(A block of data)
★ ★ ★ ★
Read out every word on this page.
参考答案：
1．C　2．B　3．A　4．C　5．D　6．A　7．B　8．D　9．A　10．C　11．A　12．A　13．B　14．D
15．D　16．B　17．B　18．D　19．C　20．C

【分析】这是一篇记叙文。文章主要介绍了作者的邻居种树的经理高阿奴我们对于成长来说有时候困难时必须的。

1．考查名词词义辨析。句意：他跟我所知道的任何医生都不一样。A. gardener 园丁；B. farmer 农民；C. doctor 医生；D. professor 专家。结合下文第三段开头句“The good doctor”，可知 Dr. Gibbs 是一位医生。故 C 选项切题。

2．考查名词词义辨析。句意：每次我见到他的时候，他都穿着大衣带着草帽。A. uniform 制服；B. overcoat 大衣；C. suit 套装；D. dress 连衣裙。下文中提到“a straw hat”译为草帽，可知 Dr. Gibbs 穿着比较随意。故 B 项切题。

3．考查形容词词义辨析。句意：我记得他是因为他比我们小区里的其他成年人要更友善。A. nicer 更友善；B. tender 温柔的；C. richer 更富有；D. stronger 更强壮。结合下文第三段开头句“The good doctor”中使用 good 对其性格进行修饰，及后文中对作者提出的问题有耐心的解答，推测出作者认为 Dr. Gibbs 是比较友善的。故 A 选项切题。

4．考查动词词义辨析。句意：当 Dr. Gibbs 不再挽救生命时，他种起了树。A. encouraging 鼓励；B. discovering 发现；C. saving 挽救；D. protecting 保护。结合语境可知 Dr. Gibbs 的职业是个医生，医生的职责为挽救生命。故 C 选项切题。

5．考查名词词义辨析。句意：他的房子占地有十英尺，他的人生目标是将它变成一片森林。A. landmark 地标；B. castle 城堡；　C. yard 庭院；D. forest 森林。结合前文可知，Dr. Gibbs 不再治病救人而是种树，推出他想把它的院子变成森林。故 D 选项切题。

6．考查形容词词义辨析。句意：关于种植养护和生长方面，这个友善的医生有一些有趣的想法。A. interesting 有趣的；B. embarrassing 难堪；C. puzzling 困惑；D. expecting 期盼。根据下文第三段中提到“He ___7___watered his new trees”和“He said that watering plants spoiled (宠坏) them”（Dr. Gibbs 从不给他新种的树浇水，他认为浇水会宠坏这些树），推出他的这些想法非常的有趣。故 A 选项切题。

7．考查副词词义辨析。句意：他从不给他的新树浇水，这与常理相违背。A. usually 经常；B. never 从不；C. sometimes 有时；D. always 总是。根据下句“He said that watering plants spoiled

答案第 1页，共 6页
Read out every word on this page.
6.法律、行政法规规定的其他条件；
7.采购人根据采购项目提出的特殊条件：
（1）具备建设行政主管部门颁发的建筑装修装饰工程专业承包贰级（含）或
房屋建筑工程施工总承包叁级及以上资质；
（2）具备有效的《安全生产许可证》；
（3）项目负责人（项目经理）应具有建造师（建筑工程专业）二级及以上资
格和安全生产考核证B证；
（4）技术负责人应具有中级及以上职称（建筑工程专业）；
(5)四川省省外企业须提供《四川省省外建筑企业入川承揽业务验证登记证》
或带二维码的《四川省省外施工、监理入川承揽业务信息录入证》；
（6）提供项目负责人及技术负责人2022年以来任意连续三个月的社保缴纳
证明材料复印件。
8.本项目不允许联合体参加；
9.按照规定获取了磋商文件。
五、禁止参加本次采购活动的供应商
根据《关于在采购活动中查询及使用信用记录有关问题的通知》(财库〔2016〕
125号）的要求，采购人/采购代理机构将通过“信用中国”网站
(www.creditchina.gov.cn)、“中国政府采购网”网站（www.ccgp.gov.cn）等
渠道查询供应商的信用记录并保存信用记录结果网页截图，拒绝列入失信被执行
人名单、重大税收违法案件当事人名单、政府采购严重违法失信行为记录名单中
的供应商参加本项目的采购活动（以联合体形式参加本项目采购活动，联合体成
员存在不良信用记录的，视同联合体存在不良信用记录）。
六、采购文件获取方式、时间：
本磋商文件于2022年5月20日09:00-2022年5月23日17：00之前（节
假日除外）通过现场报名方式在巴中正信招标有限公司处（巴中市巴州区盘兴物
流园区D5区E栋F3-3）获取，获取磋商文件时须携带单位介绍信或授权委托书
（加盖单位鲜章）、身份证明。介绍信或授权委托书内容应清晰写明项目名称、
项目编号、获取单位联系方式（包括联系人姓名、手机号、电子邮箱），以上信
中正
★ ★ ★ ★
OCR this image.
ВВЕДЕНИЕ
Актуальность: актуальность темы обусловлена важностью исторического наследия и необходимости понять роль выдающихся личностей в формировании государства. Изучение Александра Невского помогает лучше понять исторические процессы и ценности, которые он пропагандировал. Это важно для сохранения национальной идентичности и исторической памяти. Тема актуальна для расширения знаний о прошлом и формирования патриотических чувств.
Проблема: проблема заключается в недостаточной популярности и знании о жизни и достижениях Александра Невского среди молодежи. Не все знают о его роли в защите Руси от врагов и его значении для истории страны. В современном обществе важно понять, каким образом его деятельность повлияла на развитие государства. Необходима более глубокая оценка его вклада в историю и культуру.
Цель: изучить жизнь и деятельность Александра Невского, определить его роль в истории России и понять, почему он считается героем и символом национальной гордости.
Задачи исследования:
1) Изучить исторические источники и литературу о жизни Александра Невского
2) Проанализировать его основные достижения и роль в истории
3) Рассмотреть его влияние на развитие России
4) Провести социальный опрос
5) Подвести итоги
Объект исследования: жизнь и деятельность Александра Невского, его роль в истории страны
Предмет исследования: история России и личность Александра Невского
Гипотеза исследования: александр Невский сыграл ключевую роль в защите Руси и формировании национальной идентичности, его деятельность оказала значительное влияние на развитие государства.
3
★ ★ ★ ★
_Short exercise_. Find every line with the word "влияние" and state how many there are, with no other words.

_Output below_. 2